What you are asked to do:
Transcribe the whole listing without a single picture.

[Entries from a visual dataset]
########

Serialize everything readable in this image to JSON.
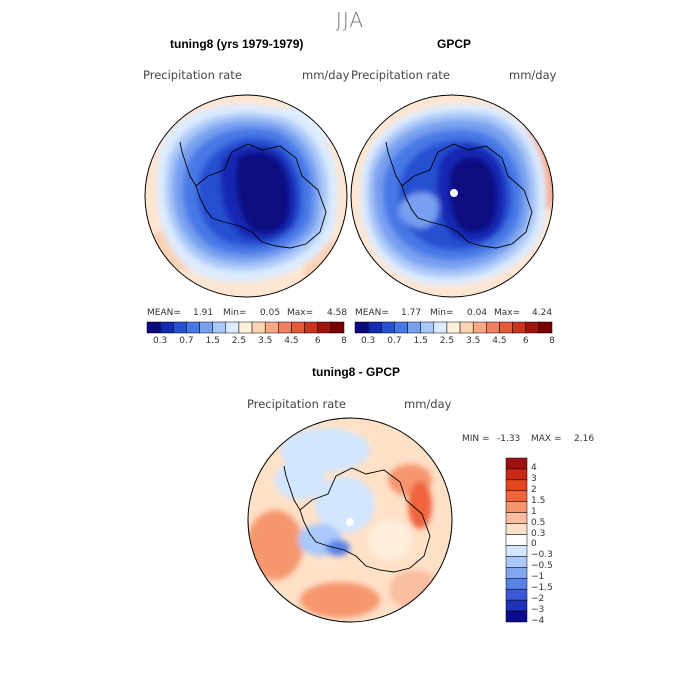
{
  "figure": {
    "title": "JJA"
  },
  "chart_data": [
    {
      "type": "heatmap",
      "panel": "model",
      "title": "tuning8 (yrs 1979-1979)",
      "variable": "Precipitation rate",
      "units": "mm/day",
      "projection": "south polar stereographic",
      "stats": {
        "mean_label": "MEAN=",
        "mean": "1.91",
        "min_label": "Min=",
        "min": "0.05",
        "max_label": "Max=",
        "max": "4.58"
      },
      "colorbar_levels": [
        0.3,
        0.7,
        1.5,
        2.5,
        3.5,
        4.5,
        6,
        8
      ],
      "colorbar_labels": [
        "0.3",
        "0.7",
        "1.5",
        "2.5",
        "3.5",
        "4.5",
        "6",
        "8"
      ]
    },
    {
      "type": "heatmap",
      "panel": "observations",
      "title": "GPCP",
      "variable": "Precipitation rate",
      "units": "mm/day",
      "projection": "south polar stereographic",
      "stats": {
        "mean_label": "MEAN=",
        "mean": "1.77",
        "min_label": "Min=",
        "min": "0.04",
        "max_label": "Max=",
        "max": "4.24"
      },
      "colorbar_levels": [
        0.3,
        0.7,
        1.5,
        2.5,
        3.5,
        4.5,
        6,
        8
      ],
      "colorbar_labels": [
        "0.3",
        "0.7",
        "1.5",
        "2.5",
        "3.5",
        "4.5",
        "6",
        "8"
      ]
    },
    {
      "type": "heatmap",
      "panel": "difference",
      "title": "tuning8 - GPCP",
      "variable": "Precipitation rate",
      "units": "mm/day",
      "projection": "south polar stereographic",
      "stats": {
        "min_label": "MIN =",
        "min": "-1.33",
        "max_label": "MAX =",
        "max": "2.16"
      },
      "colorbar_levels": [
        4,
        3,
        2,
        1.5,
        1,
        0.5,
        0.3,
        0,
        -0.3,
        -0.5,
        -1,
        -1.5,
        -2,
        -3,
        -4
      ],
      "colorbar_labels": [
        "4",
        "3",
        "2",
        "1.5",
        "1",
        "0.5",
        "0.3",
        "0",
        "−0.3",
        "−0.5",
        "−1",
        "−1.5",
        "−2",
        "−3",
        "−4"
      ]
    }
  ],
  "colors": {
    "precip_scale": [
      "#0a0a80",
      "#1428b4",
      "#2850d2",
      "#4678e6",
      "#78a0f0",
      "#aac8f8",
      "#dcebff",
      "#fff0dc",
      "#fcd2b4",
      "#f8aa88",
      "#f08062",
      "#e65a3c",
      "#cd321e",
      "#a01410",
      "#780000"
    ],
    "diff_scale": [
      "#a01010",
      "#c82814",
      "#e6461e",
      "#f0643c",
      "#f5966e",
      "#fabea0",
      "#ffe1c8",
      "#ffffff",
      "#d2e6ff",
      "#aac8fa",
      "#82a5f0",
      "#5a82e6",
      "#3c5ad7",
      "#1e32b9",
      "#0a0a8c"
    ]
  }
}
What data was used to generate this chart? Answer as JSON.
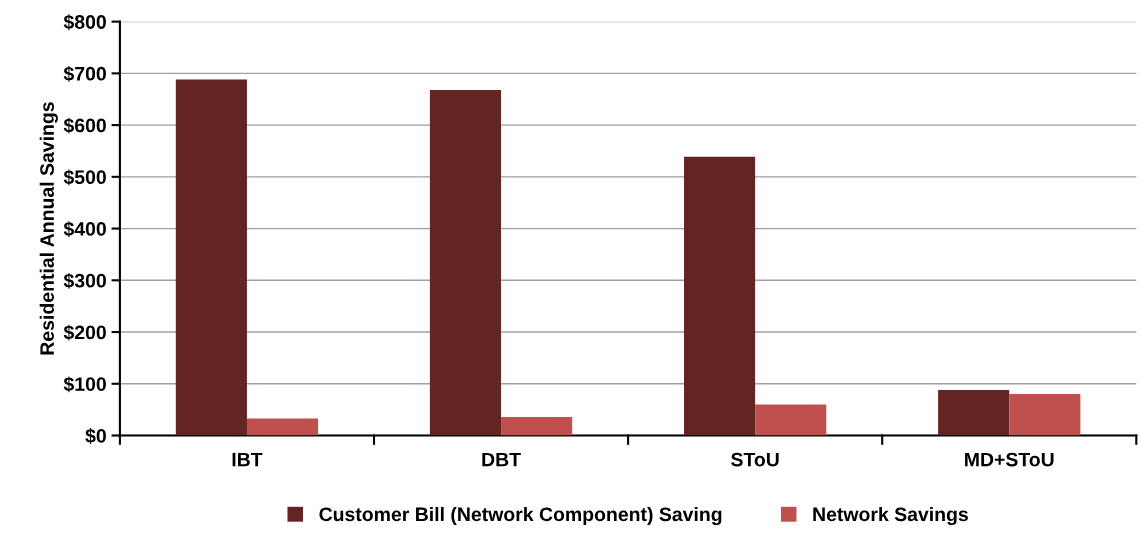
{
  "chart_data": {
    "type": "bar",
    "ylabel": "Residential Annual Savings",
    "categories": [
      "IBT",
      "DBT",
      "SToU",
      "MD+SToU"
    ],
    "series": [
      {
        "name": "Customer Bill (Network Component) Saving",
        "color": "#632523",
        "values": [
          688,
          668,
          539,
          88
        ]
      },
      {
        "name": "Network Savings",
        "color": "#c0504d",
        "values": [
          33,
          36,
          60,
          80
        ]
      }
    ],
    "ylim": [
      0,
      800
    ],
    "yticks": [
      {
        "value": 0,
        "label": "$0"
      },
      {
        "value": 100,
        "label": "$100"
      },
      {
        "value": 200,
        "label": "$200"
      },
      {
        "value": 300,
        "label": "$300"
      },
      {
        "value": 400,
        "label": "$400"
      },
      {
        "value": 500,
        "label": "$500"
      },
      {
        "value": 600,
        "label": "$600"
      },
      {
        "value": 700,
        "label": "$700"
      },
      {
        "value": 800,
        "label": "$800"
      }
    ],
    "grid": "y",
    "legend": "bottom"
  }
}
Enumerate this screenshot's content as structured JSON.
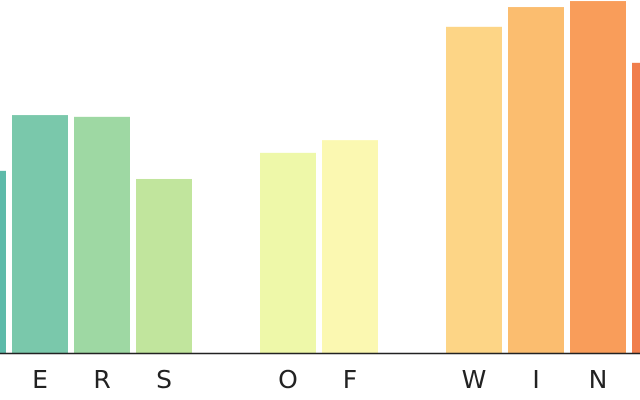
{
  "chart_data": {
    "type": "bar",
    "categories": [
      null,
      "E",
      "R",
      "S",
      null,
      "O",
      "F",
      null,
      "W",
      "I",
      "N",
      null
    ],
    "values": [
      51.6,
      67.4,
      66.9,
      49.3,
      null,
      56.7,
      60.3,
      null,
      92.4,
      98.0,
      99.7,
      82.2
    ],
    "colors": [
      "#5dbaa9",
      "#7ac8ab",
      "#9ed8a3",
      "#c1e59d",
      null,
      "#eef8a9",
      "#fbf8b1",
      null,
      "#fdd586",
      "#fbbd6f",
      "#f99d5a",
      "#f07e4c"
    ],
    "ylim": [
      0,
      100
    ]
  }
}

########

Task answer:
Serialize everything readable in this image to JSON.
{
  "figure": {
    "title": "JJA"
  },
  "chart_data": [
    {
      "type": "heatmap",
      "panel": "model",
      "title": "tuning8 (yrs 1979-1979)",
      "variable": "Precipitation rate",
      "units": "mm/day",
      "projection": "south polar stereographic",
      "stats": {
        "mean_label": "MEAN=",
        "mean": "1.91",
        "min_label": "Min=",
        "min": "0.05",
        "max_label": "Max=",
        "max": "4.58"
      },
      "colorbar_levels": [
        0.3,
        0.7,
        1.5,
        2.5,
        3.5,
        4.5,
        6,
        8
      ],
      "colorbar_labels": [
        "0.3",
        "0.7",
        "1.5",
        "2.5",
        "3.5",
        "4.5",
        "6",
        "8"
      ]
    },
    {
      "type": "heatmap",
      "panel": "observations",
      "title": "GPCP",
      "variable": "Precipitation rate",
      "units": "mm/day",
      "projection": "south polar stereographic",
      "stats": {
        "mean_label": "MEAN=",
        "mean": "1.77",
        "min_label": "Min=",
        "min": "0.04",
        "max_label": "Max=",
        "max": "4.24"
      },
      "colorbar_levels": [
        0.3,
        0.7,
        1.5,
        2.5,
        3.5,
        4.5,
        6,
        8
      ],
      "colorbar_labels": [
        "0.3",
        "0.7",
        "1.5",
        "2.5",
        "3.5",
        "4.5",
        "6",
        "8"
      ]
    },
    {
      "type": "heatmap",
      "panel": "difference",
      "title": "tuning8 - GPCP",
      "variable": "Precipitation rate",
      "units": "mm/day",
      "projection": "south polar stereographic",
      "stats": {
        "min_label": "MIN =",
        "min": "-1.33",
        "max_label": "MAX =",
        "max": "2.16"
      },
      "colorbar_levels": [
        4,
        3,
        2,
        1.5,
        1,
        0.5,
        0.3,
        0,
        -0.3,
        -0.5,
        -1,
        -1.5,
        -2,
        -3,
        -4
      ],
      "colorbar_labels": [
        "4",
        "3",
        "2",
        "1.5",
        "1",
        "0.5",
        "0.3",
        "0",
        "−0.3",
        "−0.5",
        "−1",
        "−1.5",
        "−2",
        "−3",
        "−4"
      ]
    }
  ],
  "colors": {
    "precip_scale": [
      "#0a0a80",
      "#1428b4",
      "#2850d2",
      "#4678e6",
      "#78a0f0",
      "#aac8f8",
      "#dcebff",
      "#fff0dc",
      "#fcd2b4",
      "#f8aa88",
      "#f08062",
      "#e65a3c",
      "#cd321e",
      "#a01410",
      "#780000"
    ],
    "diff_scale": [
      "#a01010",
      "#c82814",
      "#e6461e",
      "#f0643c",
      "#f5966e",
      "#fabea0",
      "#ffe1c8",
      "#ffffff",
      "#d2e6ff",
      "#aac8fa",
      "#82a5f0",
      "#5a82e6",
      "#3c5ad7",
      "#1e32b9",
      "#0a0a8c"
    ]
  }
}
What data was used to generate this chart? Answer as JSON.
{
  "chart_data": {
    "type": "bar",
    "ylabel": "Residential Annual Savings",
    "categories": [
      "IBT",
      "DBT",
      "SToU",
      "MD+SToU"
    ],
    "series": [
      {
        "name": "Customer Bill (Network Component) Saving",
        "color": "#632523",
        "values": [
          688,
          668,
          539,
          88
        ]
      },
      {
        "name": "Network Savings",
        "color": "#c0504d",
        "values": [
          33,
          36,
          60,
          80
        ]
      }
    ],
    "ylim": [
      0,
      800
    ],
    "yticks": [
      {
        "value": 0,
        "label": "$0"
      },
      {
        "value": 100,
        "label": "$100"
      },
      {
        "value": 200,
        "label": "$200"
      },
      {
        "value": 300,
        "label": "$300"
      },
      {
        "value": 400,
        "label": "$400"
      },
      {
        "value": 500,
        "label": "$500"
      },
      {
        "value": 600,
        "label": "$600"
      },
      {
        "value": 700,
        "label": "$700"
      },
      {
        "value": 800,
        "label": "$800"
      }
    ],
    "grid": "y",
    "legend": "bottom"
  }
}
Enumerate this screenshot's content as structured JSON.
{
  "chart_data": {
    "type": "bar",
    "categories": [
      null,
      "E",
      "R",
      "S",
      null,
      "O",
      "F",
      null,
      "W",
      "I",
      "N",
      null
    ],
    "values": [
      51.6,
      67.4,
      66.9,
      49.3,
      null,
      56.7,
      60.3,
      null,
      92.4,
      98.0,
      99.7,
      82.2
    ],
    "colors": [
      "#5dbaa9",
      "#7ac8ab",
      "#9ed8a3",
      "#c1e59d",
      null,
      "#eef8a9",
      "#fbf8b1",
      null,
      "#fdd586",
      "#fbbd6f",
      "#f99d5a",
      "#f07e4c"
    ],
    "ylim": [
      0,
      100
    ]
  }
}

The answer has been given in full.